**Exercises**
a) For each statement, decide whether it agrees with the passage about Pitocin below. Answer yes or no, and quote the deciding words exactly. (i) The writer says Pitocin is grossly overused today. (ii) The writer points to definitive research showing that obesity keeps some mothers from going into labor on their own. (iii) The writer says a fever during labor becomes more likely the longer an epidural is in place.
b) In the passage about Pitocin below, after how many hours without labor following the breaking of the water at term does the writer say the clock is ticking?

**Passage shown**
--------------------------------
Several comments on a post by the Unnecesarean seem to indicate that more than a few mothers suspect Pitocin had been"snuck" in to their IV's during or after labor when they were unaware of it. I commented at length about it in response to these posts on the Facebook fan site for the blog, but decided to reiterate, and expand my thoughts here.
First, Pitocin is not always a bad thing. True, it is grossly overused today (I love it when a mother comes on to my unit and gives birth with nary a whiff of the stuff...and I love teasing the residents..."Look...she had a baby without Pit! Who'd a thunk it!"). But there are times when a little Pitocin can be helpful; when you've received an early epidural and things have slowed down...the longer an epidural is in place, the more likely you are to develop a fever during labor, leading to a septic work up and antibiotics for both you and baby. Of course, the way to help avoid this is either not to get an epidural at all, or to wait until labor is well established before getting one...but not all mothers want to do this...especially if they've had a long prodromal labor and desperately want some sleep. If labor has stalled, Pitocin can in all likelihood get it going again...potentially avoiding a c/section for "failure to progress". If your water has broken, and labor hasn't started after 24 hours...and you are at term, that clock, unfortunately, is ticking...loudly...and again, Pitocin can help avoid a c/section, and possibly infection from prolonged rupture of membranes. Although they are few and far between...but some mothers just don't go into labor on their own. There is rising suspicion that obesity plays a role in this, but I'm not aware of any definitive research on it yet...I imagine this could be difficult to research without placing part of the research population at some theoretical risk. For these mothers, why not try to induce before going directly to surgery? And of course, there are those mothers whose delivery, due to complications such as preeclampsia, must be expedited. Better, if there is time, to attempt to induce labor with Pitocin than to go straight to surgery.
--------------------------------
**Extracted information**

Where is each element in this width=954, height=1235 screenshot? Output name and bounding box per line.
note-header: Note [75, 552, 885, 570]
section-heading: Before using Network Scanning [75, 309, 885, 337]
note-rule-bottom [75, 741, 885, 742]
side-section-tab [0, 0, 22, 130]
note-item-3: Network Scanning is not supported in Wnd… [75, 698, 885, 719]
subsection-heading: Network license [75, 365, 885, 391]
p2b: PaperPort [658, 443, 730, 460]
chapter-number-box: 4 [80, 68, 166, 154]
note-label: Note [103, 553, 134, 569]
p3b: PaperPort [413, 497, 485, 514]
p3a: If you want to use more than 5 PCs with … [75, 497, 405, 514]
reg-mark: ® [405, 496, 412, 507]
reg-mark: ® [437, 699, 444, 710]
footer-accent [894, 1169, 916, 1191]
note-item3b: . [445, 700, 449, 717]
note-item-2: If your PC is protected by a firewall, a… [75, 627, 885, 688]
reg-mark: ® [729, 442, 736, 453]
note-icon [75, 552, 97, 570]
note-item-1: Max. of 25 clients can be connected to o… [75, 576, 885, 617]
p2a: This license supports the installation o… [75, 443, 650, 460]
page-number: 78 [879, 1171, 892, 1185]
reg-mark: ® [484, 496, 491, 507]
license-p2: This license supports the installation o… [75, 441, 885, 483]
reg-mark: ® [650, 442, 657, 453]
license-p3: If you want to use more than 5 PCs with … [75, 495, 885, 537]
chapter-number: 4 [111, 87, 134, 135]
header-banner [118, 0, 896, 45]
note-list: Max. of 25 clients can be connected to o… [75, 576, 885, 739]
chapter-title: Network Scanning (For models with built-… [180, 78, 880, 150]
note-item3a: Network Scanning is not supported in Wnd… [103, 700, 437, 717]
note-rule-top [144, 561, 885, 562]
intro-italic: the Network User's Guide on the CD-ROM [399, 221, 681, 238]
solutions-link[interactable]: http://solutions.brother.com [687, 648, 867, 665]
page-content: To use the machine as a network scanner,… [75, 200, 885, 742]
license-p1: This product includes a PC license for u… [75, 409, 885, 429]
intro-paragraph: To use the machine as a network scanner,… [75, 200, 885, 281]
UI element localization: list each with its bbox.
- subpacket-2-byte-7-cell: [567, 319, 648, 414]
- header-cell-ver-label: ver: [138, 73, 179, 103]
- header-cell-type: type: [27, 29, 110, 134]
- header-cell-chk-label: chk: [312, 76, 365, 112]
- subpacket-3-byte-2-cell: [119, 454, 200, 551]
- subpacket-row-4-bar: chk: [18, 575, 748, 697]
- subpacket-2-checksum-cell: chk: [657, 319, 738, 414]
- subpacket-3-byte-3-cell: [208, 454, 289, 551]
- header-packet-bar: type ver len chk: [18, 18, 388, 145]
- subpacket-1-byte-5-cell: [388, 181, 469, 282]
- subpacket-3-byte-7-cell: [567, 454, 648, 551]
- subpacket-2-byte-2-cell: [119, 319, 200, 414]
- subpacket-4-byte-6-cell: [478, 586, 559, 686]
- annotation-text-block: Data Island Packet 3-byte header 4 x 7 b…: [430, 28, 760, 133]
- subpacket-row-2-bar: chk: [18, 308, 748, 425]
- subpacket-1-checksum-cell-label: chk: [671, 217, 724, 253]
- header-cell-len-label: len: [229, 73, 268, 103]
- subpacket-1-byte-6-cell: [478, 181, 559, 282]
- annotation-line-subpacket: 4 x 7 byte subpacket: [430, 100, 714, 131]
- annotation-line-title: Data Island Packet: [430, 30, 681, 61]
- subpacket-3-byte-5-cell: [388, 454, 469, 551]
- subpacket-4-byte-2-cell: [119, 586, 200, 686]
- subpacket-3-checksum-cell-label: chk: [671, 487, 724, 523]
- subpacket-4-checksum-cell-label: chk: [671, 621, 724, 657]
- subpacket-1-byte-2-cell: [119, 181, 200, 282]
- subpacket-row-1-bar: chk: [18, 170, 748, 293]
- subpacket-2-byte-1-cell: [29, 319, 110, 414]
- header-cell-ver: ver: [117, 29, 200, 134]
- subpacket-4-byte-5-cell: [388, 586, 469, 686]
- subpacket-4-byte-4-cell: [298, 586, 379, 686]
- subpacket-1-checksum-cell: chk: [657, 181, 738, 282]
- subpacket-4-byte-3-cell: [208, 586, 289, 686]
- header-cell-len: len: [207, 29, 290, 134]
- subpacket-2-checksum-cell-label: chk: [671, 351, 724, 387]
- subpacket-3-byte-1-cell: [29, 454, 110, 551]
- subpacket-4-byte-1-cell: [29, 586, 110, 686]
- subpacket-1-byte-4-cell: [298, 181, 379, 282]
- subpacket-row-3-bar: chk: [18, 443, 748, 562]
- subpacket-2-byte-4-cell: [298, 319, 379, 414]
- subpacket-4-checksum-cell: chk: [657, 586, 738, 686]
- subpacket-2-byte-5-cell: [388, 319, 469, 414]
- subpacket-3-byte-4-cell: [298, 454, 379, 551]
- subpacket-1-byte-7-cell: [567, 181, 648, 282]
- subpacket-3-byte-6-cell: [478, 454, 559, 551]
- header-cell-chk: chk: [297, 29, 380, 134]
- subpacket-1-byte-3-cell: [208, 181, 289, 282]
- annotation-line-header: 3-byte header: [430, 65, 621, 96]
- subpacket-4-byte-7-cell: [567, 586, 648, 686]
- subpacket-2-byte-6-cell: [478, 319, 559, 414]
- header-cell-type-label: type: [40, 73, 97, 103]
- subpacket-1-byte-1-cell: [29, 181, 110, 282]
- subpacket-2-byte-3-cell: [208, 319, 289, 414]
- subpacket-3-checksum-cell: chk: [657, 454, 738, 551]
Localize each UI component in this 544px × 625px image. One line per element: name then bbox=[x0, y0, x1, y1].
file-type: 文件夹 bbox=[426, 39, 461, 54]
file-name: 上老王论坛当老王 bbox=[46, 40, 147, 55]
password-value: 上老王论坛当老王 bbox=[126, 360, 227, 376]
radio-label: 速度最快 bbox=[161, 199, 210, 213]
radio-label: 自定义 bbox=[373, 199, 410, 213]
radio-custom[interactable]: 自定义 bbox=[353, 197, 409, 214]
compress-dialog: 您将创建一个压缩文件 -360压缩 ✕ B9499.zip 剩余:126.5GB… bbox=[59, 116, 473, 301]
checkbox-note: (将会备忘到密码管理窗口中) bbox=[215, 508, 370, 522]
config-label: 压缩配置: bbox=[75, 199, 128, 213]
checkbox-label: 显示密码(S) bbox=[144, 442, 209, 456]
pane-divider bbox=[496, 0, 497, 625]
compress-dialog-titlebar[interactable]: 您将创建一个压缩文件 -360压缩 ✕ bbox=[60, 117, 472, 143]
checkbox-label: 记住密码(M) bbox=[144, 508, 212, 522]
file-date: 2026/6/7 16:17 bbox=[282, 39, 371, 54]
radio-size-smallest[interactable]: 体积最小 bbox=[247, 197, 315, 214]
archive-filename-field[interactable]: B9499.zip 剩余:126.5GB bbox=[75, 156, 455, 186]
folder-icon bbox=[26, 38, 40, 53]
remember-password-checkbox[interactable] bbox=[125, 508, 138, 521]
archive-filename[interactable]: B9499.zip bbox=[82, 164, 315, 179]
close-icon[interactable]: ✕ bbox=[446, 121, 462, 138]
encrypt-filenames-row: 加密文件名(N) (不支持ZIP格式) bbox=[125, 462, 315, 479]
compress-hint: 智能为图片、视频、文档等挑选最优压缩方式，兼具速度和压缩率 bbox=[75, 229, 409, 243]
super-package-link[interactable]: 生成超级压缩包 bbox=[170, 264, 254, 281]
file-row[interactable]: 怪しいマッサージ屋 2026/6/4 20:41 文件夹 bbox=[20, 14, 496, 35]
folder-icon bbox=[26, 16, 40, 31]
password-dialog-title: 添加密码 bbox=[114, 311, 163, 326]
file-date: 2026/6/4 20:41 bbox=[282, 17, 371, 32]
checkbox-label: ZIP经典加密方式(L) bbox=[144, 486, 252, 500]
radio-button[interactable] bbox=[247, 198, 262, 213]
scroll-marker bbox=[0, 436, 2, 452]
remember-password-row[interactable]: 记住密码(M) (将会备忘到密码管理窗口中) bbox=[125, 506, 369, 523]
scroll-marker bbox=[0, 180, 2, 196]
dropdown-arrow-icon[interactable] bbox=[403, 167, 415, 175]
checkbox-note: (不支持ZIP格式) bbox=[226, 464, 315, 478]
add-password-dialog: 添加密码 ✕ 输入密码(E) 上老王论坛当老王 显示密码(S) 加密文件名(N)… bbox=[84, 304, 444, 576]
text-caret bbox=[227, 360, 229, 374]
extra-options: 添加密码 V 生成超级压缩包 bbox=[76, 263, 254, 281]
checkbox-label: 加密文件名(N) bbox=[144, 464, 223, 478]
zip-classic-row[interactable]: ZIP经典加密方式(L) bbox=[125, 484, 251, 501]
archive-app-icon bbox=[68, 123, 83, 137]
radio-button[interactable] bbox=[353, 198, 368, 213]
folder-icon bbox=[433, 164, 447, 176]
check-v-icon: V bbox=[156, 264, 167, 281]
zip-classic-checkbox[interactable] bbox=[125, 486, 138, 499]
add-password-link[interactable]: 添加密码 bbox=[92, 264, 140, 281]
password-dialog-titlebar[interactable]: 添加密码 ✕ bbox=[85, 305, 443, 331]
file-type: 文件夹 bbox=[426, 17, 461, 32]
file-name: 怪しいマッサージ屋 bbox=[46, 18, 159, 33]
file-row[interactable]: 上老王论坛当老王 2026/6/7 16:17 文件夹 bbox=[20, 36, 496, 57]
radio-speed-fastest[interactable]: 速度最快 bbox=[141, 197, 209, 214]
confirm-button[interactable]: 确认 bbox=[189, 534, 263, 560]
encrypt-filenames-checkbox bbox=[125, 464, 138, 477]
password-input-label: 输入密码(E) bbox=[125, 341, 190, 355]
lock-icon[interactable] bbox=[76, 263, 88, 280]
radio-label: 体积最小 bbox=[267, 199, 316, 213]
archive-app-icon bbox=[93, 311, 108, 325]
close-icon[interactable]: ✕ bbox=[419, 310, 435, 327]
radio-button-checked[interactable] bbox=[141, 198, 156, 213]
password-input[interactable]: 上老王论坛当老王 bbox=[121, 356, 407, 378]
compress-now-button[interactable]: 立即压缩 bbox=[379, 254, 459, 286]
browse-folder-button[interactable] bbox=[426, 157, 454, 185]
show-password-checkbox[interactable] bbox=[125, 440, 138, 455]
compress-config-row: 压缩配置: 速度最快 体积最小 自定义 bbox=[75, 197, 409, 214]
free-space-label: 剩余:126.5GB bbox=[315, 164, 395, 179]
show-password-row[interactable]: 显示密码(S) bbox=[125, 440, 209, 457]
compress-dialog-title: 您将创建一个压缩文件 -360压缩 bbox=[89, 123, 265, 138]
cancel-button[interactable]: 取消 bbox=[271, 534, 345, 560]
--------------------------------
**Answers by item number**
a)
(i) Yes: "True, it is grossly overused today"
(ii) No: "There is rising suspicion that obesity plays a role in this, but I'm not aware of any definitive research on it yet"
(iii) Yes: "the longer an epidural is in place, the more likely you are to develop a fever during labor"

b) After 24 hours.